** begin **

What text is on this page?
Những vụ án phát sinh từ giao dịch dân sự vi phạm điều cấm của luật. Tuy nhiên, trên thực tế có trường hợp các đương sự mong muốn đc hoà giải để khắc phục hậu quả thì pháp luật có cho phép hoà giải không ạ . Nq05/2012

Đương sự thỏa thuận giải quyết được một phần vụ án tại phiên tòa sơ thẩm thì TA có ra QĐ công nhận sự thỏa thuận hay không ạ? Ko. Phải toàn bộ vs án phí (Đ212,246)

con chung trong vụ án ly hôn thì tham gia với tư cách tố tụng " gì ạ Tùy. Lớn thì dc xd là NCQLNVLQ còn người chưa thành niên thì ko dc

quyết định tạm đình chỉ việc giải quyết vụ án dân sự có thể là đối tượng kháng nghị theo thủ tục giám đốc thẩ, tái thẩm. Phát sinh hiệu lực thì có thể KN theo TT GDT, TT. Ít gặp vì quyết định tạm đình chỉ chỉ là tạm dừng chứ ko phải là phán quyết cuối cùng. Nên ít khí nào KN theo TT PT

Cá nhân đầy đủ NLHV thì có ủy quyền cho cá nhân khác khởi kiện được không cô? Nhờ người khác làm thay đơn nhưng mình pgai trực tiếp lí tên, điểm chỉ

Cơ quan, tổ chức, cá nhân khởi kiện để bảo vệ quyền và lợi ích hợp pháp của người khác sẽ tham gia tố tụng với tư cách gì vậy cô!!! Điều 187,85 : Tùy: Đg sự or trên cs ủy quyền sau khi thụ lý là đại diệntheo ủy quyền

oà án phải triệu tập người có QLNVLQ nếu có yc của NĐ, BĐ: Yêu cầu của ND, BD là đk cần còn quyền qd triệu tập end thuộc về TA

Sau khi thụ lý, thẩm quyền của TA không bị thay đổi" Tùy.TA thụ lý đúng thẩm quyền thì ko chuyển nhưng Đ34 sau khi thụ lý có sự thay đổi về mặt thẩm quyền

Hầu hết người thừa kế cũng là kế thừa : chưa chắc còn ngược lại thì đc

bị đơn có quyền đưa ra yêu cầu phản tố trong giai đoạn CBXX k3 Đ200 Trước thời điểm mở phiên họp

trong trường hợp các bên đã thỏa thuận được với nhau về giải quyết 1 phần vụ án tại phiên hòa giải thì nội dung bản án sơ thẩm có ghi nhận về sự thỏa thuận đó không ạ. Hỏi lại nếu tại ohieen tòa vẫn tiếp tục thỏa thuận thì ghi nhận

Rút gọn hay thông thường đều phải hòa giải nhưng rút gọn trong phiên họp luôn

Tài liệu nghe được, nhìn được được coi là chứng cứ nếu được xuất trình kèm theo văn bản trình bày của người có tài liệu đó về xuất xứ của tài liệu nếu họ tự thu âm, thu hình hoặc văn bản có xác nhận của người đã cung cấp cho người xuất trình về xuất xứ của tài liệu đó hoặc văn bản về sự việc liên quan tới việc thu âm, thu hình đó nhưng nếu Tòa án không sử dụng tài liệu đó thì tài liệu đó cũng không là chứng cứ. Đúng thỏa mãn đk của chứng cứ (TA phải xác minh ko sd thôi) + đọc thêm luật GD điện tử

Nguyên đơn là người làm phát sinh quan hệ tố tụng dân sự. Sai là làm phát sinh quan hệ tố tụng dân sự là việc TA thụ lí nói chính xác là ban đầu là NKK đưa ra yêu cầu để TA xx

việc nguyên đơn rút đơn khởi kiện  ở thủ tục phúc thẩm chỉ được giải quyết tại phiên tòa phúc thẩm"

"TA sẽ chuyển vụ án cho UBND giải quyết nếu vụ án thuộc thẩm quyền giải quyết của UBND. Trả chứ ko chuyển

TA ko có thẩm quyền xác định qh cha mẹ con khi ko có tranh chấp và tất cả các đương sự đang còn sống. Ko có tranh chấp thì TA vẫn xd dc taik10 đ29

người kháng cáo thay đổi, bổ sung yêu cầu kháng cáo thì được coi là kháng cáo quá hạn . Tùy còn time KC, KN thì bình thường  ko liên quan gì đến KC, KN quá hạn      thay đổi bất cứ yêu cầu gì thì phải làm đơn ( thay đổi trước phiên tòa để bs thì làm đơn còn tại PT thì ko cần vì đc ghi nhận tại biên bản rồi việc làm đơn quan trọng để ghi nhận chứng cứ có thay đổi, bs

** end **
** begin **

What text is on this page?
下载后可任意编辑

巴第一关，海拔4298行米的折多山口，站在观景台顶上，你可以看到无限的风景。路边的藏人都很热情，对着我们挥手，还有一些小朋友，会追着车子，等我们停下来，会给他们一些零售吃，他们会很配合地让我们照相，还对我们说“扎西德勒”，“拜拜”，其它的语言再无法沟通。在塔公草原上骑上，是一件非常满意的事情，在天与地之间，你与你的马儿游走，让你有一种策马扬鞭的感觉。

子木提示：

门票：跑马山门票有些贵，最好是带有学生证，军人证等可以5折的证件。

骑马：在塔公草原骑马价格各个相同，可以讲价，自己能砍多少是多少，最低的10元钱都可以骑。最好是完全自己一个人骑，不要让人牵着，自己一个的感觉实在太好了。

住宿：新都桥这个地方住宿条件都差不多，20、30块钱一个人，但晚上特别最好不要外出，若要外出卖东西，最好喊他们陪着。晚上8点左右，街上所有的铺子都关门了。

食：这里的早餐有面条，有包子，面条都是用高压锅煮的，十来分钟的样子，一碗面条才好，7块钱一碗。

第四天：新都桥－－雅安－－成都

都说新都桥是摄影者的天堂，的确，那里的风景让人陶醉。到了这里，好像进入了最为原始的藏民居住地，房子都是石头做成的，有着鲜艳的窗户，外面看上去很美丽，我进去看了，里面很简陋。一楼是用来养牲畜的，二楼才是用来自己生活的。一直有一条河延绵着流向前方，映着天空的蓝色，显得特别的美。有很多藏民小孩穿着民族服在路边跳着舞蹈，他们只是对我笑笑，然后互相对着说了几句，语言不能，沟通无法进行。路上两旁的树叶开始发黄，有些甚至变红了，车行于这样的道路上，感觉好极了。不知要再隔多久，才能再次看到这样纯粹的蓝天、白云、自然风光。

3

** end **

● What this task involves
Copy all lines above containing the string "cũng".

● Answer in full
Hầu hết người thừa kế cũng là kế thừa : chưa chắc còn ngược lại thì đc
Tài liệu nghe được, nhìn được được coi là chứng cứ nếu được xuất trình kèm theo văn bản trình bày của người có tài liệu đó về xuất xứ của tài liệu nếu họ tự thu âm, thu hình hoặc văn bản có xác nhận của người đã cung cấp cho người xuất trình về xuất xứ của tài liệu đó hoặc văn bản về sự việc liên quan tới việc thu âm, thu hình đó nhưng nếu Tòa án không sử dụng tài liệu đó thì tài liệu đó cũng không là chứng cứ. Đúng thỏa mãn đk của chứng cứ (TA phải xác minh ko sd thôi) + đọc thêm luật GD điện tử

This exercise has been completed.